▶ WRITTEN REQUEST
State only the number of lines that include "structure".

▶ STORED RECORDS

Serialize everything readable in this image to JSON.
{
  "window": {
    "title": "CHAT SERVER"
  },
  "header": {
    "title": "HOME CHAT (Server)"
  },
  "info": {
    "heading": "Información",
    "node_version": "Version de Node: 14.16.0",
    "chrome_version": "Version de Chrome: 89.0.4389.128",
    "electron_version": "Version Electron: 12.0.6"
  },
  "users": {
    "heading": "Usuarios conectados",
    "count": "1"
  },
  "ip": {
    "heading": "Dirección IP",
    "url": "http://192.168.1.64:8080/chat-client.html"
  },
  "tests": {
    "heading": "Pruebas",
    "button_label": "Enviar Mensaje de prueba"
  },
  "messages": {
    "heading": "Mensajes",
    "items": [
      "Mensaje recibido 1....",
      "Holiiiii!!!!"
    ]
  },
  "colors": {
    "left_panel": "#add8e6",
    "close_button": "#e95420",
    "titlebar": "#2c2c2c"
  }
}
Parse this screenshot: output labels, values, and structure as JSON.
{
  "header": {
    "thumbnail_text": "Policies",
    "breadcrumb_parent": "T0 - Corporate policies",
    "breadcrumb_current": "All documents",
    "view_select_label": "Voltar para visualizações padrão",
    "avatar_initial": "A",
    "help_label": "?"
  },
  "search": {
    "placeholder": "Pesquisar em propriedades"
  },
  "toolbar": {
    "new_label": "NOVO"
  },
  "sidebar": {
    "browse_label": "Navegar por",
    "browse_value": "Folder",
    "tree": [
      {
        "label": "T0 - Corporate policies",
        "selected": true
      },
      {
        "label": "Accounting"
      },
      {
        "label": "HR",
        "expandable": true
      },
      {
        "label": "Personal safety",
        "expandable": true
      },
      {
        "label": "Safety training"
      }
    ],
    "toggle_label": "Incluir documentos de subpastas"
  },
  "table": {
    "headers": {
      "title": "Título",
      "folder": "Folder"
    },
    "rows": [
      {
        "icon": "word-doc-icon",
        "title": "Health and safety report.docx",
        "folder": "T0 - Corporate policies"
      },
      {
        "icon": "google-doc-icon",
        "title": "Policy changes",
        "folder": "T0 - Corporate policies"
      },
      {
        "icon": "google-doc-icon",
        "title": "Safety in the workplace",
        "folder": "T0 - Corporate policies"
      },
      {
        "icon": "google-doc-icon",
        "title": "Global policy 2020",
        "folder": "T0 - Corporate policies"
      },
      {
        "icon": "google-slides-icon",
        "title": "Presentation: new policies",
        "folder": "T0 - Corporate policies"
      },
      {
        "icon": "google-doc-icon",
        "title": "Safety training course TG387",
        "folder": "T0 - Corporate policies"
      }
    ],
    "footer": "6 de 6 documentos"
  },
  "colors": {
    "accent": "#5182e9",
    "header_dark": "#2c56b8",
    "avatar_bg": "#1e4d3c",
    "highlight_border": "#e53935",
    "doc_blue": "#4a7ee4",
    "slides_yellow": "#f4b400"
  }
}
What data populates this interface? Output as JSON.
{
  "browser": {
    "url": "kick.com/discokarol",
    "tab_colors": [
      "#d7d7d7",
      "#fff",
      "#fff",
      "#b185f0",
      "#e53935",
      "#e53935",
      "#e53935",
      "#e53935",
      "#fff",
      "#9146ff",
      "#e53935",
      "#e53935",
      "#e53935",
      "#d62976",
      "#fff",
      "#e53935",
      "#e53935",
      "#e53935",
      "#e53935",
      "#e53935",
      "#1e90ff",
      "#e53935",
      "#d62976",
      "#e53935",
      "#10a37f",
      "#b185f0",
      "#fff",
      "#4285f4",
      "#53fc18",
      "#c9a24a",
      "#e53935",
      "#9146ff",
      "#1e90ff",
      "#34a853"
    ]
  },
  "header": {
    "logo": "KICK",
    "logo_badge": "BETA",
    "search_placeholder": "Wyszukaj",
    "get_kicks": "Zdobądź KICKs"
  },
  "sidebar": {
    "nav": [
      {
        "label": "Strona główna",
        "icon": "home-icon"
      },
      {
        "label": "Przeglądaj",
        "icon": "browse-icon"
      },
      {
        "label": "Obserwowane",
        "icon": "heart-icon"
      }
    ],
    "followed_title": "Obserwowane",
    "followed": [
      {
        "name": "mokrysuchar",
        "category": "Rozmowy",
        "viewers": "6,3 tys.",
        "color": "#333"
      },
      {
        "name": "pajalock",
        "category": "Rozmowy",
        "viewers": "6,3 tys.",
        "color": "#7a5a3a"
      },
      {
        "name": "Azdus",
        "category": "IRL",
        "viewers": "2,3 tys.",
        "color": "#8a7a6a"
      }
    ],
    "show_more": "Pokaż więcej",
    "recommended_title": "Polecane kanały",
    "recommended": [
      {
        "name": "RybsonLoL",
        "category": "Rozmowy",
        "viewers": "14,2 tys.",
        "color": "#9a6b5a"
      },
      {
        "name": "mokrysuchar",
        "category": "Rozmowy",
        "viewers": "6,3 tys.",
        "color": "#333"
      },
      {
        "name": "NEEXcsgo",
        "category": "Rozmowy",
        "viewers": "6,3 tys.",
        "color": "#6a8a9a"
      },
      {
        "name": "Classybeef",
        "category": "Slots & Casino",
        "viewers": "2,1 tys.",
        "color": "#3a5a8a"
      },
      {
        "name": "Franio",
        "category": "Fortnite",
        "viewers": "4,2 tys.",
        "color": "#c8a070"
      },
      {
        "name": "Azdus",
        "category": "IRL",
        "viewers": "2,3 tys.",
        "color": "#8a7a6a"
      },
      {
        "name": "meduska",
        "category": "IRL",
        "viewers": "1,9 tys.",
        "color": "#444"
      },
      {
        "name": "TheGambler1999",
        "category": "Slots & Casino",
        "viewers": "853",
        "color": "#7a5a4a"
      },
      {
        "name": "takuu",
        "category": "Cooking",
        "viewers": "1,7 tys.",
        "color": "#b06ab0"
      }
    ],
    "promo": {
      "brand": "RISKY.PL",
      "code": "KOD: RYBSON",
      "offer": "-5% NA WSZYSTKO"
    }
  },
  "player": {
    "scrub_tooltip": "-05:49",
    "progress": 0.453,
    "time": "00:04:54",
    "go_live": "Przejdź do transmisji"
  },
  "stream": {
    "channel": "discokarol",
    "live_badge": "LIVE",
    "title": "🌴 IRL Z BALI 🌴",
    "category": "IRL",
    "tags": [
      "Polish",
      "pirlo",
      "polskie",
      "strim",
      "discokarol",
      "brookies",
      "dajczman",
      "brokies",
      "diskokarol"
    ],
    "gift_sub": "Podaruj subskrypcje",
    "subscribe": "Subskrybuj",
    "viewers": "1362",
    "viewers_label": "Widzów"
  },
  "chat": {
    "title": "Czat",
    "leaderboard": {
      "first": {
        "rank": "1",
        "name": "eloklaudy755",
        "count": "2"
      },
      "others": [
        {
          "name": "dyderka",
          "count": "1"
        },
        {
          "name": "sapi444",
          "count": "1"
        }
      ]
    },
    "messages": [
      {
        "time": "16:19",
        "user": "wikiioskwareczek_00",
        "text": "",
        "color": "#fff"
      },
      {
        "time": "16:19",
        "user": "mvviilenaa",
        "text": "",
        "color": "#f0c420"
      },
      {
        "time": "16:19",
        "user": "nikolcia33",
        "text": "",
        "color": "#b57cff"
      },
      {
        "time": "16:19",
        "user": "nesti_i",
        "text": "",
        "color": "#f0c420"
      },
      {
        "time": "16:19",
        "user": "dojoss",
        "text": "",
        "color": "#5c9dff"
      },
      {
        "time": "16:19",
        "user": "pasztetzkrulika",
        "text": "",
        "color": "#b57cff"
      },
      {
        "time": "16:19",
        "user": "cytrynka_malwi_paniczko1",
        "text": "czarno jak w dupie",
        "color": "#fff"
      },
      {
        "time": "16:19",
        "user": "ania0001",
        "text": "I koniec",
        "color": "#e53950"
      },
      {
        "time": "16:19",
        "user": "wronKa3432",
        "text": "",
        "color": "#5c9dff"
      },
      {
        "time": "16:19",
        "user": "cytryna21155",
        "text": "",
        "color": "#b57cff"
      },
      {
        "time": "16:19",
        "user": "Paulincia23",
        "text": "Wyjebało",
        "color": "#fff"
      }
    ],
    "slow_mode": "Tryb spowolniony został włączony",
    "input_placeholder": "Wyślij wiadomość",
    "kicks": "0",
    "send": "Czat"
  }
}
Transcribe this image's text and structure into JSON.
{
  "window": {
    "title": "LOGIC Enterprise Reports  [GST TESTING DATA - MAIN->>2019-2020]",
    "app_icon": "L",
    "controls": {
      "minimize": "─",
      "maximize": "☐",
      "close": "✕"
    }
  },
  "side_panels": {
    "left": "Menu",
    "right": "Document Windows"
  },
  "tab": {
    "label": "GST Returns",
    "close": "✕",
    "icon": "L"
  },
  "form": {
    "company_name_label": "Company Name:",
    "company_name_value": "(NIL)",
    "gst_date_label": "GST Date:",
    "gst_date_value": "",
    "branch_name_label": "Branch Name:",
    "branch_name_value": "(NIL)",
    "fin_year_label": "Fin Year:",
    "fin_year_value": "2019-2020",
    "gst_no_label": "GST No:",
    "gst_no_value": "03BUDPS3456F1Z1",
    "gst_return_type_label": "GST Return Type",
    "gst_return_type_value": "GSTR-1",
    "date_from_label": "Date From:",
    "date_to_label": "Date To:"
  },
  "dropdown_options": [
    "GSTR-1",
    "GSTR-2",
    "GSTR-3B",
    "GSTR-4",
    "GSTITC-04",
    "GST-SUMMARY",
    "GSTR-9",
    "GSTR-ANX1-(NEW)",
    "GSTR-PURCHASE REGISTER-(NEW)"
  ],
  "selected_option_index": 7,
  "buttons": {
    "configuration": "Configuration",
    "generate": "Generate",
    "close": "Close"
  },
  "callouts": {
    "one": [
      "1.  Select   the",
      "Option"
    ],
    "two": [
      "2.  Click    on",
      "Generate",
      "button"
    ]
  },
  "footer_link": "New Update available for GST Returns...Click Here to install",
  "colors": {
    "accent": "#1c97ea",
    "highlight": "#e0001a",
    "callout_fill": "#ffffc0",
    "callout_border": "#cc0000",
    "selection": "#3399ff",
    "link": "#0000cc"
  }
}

▶ TASK RESULT
2